## EXERCISE DIRECTIONS
Using the listing below, select the lines with the word "JSON" and copy them.

## GIVEN ENTRIES
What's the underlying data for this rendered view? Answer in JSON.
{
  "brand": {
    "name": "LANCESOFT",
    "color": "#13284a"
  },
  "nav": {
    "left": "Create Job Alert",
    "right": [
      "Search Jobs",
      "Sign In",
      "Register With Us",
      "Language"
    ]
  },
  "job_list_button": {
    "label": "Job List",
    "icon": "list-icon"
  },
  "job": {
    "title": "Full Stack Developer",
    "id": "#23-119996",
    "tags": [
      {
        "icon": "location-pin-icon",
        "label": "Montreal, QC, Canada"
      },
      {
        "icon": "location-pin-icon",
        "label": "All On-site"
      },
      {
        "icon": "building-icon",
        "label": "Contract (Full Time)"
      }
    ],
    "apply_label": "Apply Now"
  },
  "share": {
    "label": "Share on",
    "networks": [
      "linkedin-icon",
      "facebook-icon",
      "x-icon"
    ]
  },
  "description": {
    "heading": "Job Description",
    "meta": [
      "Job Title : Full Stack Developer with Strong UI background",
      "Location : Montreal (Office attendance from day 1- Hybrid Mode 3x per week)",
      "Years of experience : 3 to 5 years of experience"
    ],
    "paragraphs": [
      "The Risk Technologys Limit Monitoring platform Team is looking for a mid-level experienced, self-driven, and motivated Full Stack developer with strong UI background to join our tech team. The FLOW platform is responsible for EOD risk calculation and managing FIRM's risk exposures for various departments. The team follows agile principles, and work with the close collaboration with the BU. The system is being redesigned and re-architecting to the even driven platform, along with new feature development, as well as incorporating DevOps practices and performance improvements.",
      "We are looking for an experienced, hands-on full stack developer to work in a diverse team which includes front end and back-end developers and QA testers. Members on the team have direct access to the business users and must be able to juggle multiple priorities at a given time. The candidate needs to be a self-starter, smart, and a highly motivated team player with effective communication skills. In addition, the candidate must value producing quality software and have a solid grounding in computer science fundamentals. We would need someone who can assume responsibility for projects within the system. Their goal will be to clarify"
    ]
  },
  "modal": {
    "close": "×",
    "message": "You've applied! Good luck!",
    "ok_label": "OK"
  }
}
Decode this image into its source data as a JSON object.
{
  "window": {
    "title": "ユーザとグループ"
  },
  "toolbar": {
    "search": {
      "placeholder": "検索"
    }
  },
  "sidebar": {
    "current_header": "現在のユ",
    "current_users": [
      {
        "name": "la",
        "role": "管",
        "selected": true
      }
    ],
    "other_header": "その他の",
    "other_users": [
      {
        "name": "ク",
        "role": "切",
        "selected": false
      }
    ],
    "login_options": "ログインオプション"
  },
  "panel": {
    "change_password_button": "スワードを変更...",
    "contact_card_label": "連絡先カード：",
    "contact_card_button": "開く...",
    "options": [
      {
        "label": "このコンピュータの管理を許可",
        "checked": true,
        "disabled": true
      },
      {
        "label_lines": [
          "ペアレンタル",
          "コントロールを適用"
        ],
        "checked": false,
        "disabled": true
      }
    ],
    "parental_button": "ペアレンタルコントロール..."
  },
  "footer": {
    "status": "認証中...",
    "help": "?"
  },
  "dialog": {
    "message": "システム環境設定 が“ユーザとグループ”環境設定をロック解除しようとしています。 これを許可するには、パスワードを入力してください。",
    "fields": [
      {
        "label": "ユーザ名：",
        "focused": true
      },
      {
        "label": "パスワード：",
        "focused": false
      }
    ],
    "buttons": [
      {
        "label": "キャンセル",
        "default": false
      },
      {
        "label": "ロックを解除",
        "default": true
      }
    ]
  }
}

## SOLUTION
What's the underlying data for this rendered view? Answer in JSON.
Decode this image into its source data as a JSON object.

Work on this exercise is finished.